(Records excerpted from a collection)
* Start *
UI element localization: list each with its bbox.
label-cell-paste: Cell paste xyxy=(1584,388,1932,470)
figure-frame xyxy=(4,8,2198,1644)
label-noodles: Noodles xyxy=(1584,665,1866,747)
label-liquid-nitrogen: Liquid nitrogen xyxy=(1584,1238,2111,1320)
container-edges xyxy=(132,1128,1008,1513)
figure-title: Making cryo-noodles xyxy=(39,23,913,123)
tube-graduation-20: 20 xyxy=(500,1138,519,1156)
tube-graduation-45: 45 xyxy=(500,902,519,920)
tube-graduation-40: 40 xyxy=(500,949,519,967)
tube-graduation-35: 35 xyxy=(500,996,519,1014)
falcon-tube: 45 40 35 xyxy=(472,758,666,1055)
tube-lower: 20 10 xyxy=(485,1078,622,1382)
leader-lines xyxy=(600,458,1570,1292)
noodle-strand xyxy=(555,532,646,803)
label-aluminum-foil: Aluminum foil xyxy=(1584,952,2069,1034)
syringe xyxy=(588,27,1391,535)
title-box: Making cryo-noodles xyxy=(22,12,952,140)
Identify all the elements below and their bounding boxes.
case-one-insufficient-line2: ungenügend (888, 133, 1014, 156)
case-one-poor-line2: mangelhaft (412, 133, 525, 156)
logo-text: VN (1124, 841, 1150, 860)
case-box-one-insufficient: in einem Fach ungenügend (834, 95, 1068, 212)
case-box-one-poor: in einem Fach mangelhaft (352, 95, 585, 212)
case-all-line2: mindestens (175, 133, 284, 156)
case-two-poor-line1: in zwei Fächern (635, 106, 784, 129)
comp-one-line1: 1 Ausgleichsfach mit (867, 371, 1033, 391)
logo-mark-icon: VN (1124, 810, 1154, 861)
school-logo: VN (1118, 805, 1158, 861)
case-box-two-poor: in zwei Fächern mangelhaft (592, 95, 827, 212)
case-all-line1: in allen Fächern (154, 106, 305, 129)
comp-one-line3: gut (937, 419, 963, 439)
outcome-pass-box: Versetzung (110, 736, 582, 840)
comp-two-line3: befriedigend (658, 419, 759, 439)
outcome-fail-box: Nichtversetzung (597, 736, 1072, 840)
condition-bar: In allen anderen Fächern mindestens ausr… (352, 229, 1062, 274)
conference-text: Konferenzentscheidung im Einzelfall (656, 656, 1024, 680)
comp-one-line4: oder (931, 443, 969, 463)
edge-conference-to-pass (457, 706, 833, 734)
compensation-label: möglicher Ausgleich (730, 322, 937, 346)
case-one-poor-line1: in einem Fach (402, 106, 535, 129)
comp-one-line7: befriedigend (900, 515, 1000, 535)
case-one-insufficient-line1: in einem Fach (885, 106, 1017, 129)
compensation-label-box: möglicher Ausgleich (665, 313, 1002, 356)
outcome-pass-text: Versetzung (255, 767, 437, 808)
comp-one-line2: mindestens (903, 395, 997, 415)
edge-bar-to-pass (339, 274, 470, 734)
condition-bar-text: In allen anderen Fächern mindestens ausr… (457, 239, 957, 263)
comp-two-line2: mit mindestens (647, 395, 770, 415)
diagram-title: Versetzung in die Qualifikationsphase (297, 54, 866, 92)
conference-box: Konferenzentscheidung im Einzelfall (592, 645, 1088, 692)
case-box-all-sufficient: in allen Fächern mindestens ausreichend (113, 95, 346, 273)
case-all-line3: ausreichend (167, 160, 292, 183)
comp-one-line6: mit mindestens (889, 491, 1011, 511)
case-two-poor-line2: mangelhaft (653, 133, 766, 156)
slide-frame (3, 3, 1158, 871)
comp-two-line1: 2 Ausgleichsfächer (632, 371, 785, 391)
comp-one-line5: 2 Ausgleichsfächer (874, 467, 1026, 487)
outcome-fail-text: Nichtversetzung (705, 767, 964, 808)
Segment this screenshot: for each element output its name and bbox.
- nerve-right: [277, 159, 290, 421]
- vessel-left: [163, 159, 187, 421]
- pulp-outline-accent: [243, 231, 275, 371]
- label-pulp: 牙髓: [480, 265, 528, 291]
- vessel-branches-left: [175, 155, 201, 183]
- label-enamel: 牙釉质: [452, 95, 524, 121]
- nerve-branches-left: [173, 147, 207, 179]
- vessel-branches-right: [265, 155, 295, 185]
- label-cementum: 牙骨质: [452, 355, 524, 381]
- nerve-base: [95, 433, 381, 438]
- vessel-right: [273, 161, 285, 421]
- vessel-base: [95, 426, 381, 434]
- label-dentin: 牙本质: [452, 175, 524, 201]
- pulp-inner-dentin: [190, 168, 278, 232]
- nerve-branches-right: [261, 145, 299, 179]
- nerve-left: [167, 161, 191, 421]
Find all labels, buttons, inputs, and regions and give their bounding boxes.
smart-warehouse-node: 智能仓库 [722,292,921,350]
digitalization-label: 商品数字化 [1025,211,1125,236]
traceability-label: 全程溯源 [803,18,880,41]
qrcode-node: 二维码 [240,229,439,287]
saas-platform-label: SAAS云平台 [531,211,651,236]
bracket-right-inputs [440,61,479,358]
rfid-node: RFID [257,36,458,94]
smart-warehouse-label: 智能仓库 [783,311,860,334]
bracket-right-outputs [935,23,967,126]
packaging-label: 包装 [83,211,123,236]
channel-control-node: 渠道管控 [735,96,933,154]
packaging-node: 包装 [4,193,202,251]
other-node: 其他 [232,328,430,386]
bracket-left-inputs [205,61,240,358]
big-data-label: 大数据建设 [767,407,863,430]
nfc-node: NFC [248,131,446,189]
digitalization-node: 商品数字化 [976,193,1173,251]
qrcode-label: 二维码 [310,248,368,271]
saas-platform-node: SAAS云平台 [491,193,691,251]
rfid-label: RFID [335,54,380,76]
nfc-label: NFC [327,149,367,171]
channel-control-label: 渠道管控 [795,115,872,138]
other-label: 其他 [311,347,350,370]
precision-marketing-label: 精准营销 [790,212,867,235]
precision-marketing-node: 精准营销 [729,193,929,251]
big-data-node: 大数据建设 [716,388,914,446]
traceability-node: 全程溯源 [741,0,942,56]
* End *
* _SET PROBLEM_
Reproduce the entire listing above line for line, with no changes.

* _ANSWER TO THIS EXERCISE_
UI element localization: list each with its bbox.
label-cell-paste: Cell paste xyxy=(1584,388,1932,470)
figure-frame xyxy=(4,8,2198,1644)
label-noodles: Noodles xyxy=(1584,665,1866,747)
label-liquid-nitrogen: Liquid nitrogen xyxy=(1584,1238,2111,1320)
container-edges xyxy=(132,1128,1008,1513)
figure-title: Making cryo-noodles xyxy=(39,23,913,123)
tube-graduation-20: 20 xyxy=(500,1138,519,1156)
tube-graduation-45: 45 xyxy=(500,902,519,920)
tube-graduation-40: 40 xyxy=(500,949,519,967)
tube-graduation-35: 35 xyxy=(500,996,519,1014)
falcon-tube: 45 40 35 xyxy=(472,758,666,1055)
tube-lower: 20 10 xyxy=(485,1078,622,1382)
leader-lines xyxy=(600,458,1570,1292)
noodle-strand xyxy=(555,532,646,803)
label-aluminum-foil: Aluminum foil xyxy=(1584,952,2069,1034)
syringe xyxy=(588,27,1391,535)
title-box: Making cryo-noodles xyxy=(22,12,952,140)
Identify all the elements below and their bounding boxes.
case-one-insufficient-line2: ungenügend (888, 133, 1014, 156)
case-one-poor-line2: mangelhaft (412, 133, 525, 156)
logo-text: VN (1124, 841, 1150, 860)
case-box-one-insufficient: in einem Fach ungenügend (834, 95, 1068, 212)
case-box-one-poor: in einem Fach mangelhaft (352, 95, 585, 212)
case-all-line2: mindestens (175, 133, 284, 156)
case-two-poor-line1: in zwei Fächern (635, 106, 784, 129)
comp-one-line1: 1 Ausgleichsfach mit (867, 371, 1033, 391)
logo-mark-icon: VN (1124, 810, 1154, 861)
school-logo: VN (1118, 805, 1158, 861)
case-box-two-poor: in zwei Fächern mangelhaft (592, 95, 827, 212)
case-all-line1: in allen Fächern (154, 106, 305, 129)
comp-one-line3: gut (937, 419, 963, 439)
outcome-pass-box: Versetzung (110, 736, 582, 840)
comp-two-line3: befriedigend (658, 419, 759, 439)
outcome-fail-box: Nichtversetzung (597, 736, 1072, 840)
condition-bar: In allen anderen Fächern mindestens ausr… (352, 229, 1062, 274)
conference-text: Konferenzentscheidung im Einzelfall (656, 656, 1024, 680)
comp-one-line4: oder (931, 443, 969, 463)
edge-conference-to-pass (457, 706, 833, 734)
compensation-label: möglicher Ausgleich (730, 322, 937, 346)
case-one-poor-line1: in einem Fach (402, 106, 535, 129)
comp-one-line7: befriedigend (900, 515, 1000, 535)
case-one-insufficient-line1: in einem Fach (885, 106, 1017, 129)
compensation-label-box: möglicher Ausgleich (665, 313, 1002, 356)
outcome-pass-text: Versetzung (255, 767, 437, 808)
comp-one-line2: mindestens (903, 395, 997, 415)
edge-bar-to-pass (339, 274, 470, 734)
condition-bar-text: In allen anderen Fächern mindestens ausr… (457, 239, 957, 263)
comp-two-line2: mit mindestens (647, 395, 770, 415)
diagram-title: Versetzung in die Qualifikationsphase (297, 54, 866, 92)
conference-box: Konferenzentscheidung im Einzelfall (592, 645, 1088, 692)
case-box-all-sufficient: in allen Fächern mindestens ausreichend (113, 95, 346, 273)
case-all-line3: ausreichend (167, 160, 292, 183)
comp-one-line6: mit mindestens (889, 491, 1011, 511)
case-two-poor-line2: mangelhaft (653, 133, 766, 156)
slide-frame (3, 3, 1158, 871)
comp-two-line1: 2 Ausgleichsfächer (632, 371, 785, 391)
comp-one-line5: 2 Ausgleichsfächer (874, 467, 1026, 487)
outcome-fail-text: Nichtversetzung (705, 767, 964, 808)
Segment this screenshot: for each element output its name and bbox.
- nerve-right: [277, 159, 290, 421]
- vessel-left: [163, 159, 187, 421]
- pulp-outline-accent: [243, 231, 275, 371]
- label-pulp: 牙髓: [480, 265, 528, 291]
- vessel-branches-left: [175, 155, 201, 183]
- label-enamel: 牙釉质: [452, 95, 524, 121]
- nerve-branches-left: [173, 147, 207, 179]
- vessel-branches-right: [265, 155, 295, 185]
- label-cementum: 牙骨质: [452, 355, 524, 381]
- nerve-base: [95, 433, 381, 438]
- vessel-right: [273, 161, 285, 421]
- vessel-base: [95, 426, 381, 434]
- label-dentin: 牙本质: [452, 175, 524, 201]
- pulp-inner-dentin: [190, 168, 278, 232]
- nerve-branches-right: [261, 145, 299, 179]
- nerve-left: [167, 161, 191, 421]
Find all labels, buttons, inputs, and regions and give their bounding boxes.
smart-warehouse-node: 智能仓库 [722,292,921,350]
digitalization-label: 商品数字化 [1025,211,1125,236]
traceability-label: 全程溯源 [803,18,880,41]
qrcode-node: 二维码 [240,229,439,287]
saas-platform-label: SAAS云平台 [531,211,651,236]
bracket-right-inputs [440,61,479,358]
rfid-node: RFID [257,36,458,94]
smart-warehouse-label: 智能仓库 [783,311,860,334]
bracket-right-outputs [935,23,967,126]
packaging-label: 包装 [83,211,123,236]
channel-control-node: 渠道管控 [735,96,933,154]
packaging-node: 包装 [4,193,202,251]
other-node: 其他 [232,328,430,386]
bracket-left-inputs [205,61,240,358]
big-data-label: 大数据建设 [767,407,863,430]
nfc-node: NFC [248,131,446,189]
digitalization-node: 商品数字化 [976,193,1173,251]
qrcode-label: 二维码 [310,248,368,271]
saas-platform-node: SAAS云平台 [491,193,691,251]
rfid-label: RFID [335,54,380,76]
nfc-label: NFC [327,149,367,171]
channel-control-label: 渠道管控 [795,115,872,138]
other-label: 其他 [311,347,350,370]
precision-marketing-label: 精准营销 [790,212,867,235]
precision-marketing-node: 精准营销 [729,193,929,251]
big-data-node: 大数据建设 [716,388,914,446]
traceability-node: 全程溯源 [741,0,942,56]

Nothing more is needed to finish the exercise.